Data entries >>
━━━

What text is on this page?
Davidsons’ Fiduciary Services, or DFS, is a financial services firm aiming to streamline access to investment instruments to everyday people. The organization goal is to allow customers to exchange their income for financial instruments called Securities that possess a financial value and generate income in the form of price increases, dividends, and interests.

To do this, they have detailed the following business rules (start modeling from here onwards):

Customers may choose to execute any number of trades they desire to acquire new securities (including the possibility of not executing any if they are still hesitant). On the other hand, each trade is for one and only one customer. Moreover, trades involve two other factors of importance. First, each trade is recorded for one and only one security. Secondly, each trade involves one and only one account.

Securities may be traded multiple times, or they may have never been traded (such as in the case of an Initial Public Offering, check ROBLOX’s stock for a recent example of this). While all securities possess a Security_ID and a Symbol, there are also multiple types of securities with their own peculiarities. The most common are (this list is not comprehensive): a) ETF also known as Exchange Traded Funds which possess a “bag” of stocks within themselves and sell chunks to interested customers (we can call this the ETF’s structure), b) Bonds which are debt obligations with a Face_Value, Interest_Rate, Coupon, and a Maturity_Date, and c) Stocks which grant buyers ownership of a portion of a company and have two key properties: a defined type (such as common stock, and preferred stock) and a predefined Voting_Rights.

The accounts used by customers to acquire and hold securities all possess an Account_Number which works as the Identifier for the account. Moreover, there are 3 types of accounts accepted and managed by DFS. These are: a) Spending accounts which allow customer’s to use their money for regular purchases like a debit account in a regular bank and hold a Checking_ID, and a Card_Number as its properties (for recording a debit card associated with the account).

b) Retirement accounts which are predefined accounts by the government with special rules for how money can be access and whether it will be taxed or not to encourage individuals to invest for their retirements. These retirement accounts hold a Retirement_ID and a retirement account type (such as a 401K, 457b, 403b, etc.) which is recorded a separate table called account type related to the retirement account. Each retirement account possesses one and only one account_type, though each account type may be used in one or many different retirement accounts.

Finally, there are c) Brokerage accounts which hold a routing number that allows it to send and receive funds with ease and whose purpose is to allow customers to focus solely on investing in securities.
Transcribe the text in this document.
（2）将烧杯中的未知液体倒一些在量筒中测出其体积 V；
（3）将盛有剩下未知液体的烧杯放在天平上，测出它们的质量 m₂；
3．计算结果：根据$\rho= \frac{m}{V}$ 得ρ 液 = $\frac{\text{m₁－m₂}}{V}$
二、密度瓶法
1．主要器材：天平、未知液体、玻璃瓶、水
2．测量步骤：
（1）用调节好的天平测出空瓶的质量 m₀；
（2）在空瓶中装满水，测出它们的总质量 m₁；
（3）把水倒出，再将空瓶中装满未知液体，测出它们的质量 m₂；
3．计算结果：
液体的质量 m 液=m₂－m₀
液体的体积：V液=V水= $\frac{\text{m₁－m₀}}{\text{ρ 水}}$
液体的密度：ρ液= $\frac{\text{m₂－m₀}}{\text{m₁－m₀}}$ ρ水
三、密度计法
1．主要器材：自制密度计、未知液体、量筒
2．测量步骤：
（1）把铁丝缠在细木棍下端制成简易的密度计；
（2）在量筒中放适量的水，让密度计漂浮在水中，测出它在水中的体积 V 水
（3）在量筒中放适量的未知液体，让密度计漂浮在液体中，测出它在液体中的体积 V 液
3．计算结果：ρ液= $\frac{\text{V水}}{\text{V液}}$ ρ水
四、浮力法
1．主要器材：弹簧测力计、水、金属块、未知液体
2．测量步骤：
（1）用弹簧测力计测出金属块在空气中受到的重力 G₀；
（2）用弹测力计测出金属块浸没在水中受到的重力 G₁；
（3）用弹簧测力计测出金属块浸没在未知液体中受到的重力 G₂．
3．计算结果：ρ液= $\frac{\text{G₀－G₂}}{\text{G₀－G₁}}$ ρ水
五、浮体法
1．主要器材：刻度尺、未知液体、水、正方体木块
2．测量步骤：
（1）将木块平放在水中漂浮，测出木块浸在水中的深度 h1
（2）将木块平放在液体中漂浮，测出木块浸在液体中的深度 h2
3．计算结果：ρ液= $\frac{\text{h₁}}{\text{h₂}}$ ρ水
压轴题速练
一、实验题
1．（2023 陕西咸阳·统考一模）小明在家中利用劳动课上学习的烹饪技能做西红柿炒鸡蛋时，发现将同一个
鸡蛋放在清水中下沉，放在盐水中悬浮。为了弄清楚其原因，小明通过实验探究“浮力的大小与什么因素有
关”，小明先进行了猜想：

━━━

Write the complete data out, exactly as above.

What text is on this page?
Davidsons’ Fiduciary Services, or DFS, is a financial services firm aiming to streamline access to investment instruments to everyday people. The organization goal is to allow customers to exchange their income for financial instruments called Securities that possess a financial value and generate income in the form of price increases, dividends, and interests.

To do this, they have detailed the following business rules (start modeling from here onwards):

Customers may choose to execute any number of trades they desire to acquire new securities (including the possibility of not executing any if they are still hesitant). On the other hand, each trade is for one and only one customer. Moreover, trades involve two other factors of importance. First, each trade is recorded for one and only one security. Secondly, each trade involves one and only one account.

Securities may be traded multiple times, or they may have never been traded (such as in the case of an Initial Public Offering, check ROBLOX’s stock for a recent example of this). While all securities possess a Security_ID and a Symbol, there are also multiple types of securities with their own peculiarities. The most common are (this list is not comprehensive): a) ETF also known as Exchange Traded Funds which possess a “bag” of stocks within themselves and sell chunks to interested customers (we can call this the ETF’s structure), b) Bonds which are debt obligations with a Face_Value, Interest_Rate, Coupon, and a Maturity_Date, and c) Stocks which grant buyers ownership of a portion of a company and have two key properties: a defined type (such as common stock, and preferred stock) and a predefined Voting_Rights.

The accounts used by customers to acquire and hold securities all possess an Account_Number which works as the Identifier for the account. Moreover, there are 3 types of accounts accepted and managed by DFS. These are: a) Spending accounts which allow customer’s to use their money for regular purchases like a debit account in a regular bank and hold a Checking_ID, and a Card_Number as its properties (for recording a debit card associated with the account).

b) Retirement accounts which are predefined accounts by the government with special rules for how money can be access and whether it will be taxed or not to encourage individuals to invest for their retirements. These retirement accounts hold a Retirement_ID and a retirement account type (such as a 401K, 457b, 403b, etc.) which is recorded a separate table called account type related to the retirement account. Each retirement account possesses one and only one account_type, though each account type may be used in one or many different retirement accounts.

Finally, there are c) Brokerage accounts which hold a routing number that allows it to send and receive funds with ease and whose purpose is to allow customers to focus solely on investing in securities.
Transcribe the text in this document.
（2）将烧杯中的未知液体倒一些在量筒中测出其体积 V；
（3）将盛有剩下未知液体的烧杯放在天平上，测出它们的质量 m₂；
3．计算结果：根据$\rho= \frac{m}{V}$ 得ρ 液 = $\frac{\text{m₁－m₂}}{V}$
二、密度瓶法
1．主要器材：天平、未知液体、玻璃瓶、水
2．测量步骤：
（1）用调节好的天平测出空瓶的质量 m₀；
（2）在空瓶中装满水，测出它们的总质量 m₁；
（3）把水倒出，再将空瓶中装满未知液体，测出它们的质量 m₂；
3．计算结果：
液体的质量 m 液=m₂－m₀
液体的体积：V液=V水= $\frac{\text{m₁－m₀}}{\text{ρ 水}}$
液体的密度：ρ液= $\frac{\text{m₂－m₀}}{\text{m₁－m₀}}$ ρ水
三、密度计法
1．主要器材：自制密度计、未知液体、量筒
2．测量步骤：
（1）把铁丝缠在细木棍下端制成简易的密度计；
（2）在量筒中放适量的水，让密度计漂浮在水中，测出它在水中的体积 V 水
（3）在量筒中放适量的未知液体，让密度计漂浮在液体中，测出它在液体中的体积 V 液
3．计算结果：ρ液= $\frac{\text{V水}}{\text{V液}}$ ρ水
四、浮力法
1．主要器材：弹簧测力计、水、金属块、未知液体
2．测量步骤：
（1）用弹簧测力计测出金属块在空气中受到的重力 G₀；
（2）用弹测力计测出金属块浸没在水中受到的重力 G₁；
（3）用弹簧测力计测出金属块浸没在未知液体中受到的重力 G₂．
3．计算结果：ρ液= $\frac{\text{G₀－G₂}}{\text{G₀－G₁}}$ ρ水
五、浮体法
1．主要器材：刻度尺、未知液体、水、正方体木块
2．测量步骤：
（1）将木块平放在水中漂浮，测出木块浸在水中的深度 h1
（2）将木块平放在液体中漂浮，测出木块浸在液体中的深度 h2
3．计算结果：ρ液= $\frac{\text{h₁}}{\text{h₂}}$ ρ水
压轴题速练
一、实验题
1．（2023 陕西咸阳·统考一模）小明在家中利用劳动课上学习的烹饪技能做西红柿炒鸡蛋时，发现将同一个
鸡蛋放在清水中下沉，放在盐水中悬浮。为了弄清楚其原因，小明通过实验探究“浮力的大小与什么因素有
关”，小明先进行了猜想：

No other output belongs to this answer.